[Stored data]
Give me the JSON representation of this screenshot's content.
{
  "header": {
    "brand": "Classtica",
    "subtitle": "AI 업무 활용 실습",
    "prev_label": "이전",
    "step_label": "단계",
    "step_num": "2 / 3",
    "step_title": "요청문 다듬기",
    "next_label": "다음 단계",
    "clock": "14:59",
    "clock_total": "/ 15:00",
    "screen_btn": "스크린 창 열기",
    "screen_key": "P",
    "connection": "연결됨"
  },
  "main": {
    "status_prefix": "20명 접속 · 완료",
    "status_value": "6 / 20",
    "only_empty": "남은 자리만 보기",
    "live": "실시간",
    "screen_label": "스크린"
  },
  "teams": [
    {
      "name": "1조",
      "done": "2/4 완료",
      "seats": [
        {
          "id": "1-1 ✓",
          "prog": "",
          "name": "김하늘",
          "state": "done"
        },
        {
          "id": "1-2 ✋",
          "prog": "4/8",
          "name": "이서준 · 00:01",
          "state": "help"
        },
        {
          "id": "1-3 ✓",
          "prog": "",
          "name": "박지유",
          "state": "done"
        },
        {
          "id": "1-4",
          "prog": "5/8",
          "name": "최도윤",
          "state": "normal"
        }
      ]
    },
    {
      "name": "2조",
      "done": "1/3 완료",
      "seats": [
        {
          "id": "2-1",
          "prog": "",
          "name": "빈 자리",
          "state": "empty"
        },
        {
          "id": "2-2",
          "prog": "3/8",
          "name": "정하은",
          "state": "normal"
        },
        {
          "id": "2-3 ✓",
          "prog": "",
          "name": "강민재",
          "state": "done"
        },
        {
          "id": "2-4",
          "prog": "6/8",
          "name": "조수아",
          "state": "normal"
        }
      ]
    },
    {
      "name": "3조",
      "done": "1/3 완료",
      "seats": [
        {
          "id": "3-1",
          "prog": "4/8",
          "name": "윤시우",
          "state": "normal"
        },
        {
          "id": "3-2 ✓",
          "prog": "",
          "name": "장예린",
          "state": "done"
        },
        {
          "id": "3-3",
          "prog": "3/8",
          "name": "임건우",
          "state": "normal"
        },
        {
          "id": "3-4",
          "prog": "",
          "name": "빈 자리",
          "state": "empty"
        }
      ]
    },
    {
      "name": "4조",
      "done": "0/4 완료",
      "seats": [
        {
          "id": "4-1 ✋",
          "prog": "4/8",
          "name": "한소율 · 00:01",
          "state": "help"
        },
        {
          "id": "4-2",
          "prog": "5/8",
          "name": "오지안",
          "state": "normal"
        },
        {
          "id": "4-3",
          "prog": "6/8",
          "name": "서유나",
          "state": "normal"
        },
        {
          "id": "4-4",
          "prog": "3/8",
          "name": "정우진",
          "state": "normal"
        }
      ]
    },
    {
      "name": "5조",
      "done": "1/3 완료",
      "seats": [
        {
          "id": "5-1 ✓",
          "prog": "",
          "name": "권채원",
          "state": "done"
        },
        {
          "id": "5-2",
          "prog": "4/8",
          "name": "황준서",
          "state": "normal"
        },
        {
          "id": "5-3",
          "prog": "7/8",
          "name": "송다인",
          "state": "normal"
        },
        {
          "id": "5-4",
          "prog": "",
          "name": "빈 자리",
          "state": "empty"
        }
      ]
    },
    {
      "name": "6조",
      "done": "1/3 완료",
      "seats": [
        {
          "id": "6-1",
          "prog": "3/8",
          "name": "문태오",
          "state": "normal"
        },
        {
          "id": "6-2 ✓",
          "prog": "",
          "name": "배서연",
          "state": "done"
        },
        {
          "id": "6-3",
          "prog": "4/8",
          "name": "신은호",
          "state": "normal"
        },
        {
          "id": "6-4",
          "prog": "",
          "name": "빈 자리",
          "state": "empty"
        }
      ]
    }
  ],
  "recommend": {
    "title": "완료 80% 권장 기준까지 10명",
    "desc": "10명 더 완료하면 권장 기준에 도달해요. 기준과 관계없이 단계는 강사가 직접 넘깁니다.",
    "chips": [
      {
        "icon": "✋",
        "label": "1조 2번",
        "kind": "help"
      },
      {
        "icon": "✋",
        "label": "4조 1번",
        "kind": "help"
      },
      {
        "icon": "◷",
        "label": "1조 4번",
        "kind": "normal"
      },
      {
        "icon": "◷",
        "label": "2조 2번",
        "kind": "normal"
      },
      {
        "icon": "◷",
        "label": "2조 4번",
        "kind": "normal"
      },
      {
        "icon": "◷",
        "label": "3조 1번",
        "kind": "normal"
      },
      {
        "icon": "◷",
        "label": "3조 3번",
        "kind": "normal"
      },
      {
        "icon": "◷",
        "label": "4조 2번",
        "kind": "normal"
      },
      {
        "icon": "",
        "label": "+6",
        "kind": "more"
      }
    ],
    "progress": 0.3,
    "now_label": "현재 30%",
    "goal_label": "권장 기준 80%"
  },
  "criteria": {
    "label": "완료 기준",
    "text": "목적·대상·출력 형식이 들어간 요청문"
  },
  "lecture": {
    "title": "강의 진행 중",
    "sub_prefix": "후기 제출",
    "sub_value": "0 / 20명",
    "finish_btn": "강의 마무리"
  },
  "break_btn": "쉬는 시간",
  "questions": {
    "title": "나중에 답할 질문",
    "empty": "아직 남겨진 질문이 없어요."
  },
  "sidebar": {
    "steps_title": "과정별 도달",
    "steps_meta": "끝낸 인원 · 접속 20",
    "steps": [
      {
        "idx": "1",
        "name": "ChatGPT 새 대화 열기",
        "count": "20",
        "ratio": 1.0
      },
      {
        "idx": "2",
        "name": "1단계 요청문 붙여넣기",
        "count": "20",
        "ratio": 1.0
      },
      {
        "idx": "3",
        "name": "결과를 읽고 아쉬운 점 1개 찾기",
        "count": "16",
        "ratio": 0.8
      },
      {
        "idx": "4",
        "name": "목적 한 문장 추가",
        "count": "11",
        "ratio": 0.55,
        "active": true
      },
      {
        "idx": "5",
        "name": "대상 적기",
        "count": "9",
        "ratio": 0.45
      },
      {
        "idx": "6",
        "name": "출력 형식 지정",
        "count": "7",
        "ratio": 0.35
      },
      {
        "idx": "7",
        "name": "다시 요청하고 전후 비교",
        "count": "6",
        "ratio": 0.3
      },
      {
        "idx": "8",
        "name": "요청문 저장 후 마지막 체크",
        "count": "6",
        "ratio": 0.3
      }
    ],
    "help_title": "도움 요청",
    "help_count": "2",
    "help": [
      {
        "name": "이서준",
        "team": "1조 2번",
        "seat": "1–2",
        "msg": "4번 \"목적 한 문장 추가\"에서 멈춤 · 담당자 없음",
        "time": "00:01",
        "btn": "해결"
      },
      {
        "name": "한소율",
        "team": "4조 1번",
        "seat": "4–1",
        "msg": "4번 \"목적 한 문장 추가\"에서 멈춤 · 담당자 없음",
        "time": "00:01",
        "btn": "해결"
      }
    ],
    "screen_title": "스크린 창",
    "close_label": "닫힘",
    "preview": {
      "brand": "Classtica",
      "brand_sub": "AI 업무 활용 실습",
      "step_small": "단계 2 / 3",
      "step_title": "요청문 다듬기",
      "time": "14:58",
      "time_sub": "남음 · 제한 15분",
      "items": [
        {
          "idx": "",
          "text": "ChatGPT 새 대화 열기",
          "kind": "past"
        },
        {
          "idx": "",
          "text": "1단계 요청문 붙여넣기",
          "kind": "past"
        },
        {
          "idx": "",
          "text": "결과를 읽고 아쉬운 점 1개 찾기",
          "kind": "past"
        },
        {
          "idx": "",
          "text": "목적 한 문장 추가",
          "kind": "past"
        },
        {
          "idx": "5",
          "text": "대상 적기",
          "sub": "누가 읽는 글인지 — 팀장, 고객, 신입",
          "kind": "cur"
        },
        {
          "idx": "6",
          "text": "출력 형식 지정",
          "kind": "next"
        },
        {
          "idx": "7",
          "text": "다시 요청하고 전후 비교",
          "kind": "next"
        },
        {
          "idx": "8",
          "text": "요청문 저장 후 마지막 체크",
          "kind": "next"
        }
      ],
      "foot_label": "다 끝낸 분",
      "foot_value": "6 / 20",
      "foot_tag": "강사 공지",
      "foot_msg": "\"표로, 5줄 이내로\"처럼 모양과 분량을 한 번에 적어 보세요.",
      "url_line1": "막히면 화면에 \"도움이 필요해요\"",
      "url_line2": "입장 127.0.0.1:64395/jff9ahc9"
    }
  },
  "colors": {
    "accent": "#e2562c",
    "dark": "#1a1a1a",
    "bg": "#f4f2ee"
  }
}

[Task requirements] Reproduce each line holding the word "ChatGPT".

[Exercise solution]
        "name": "ChatGPT 새 대화 열기",
          "text": "ChatGPT 새 대화 열기",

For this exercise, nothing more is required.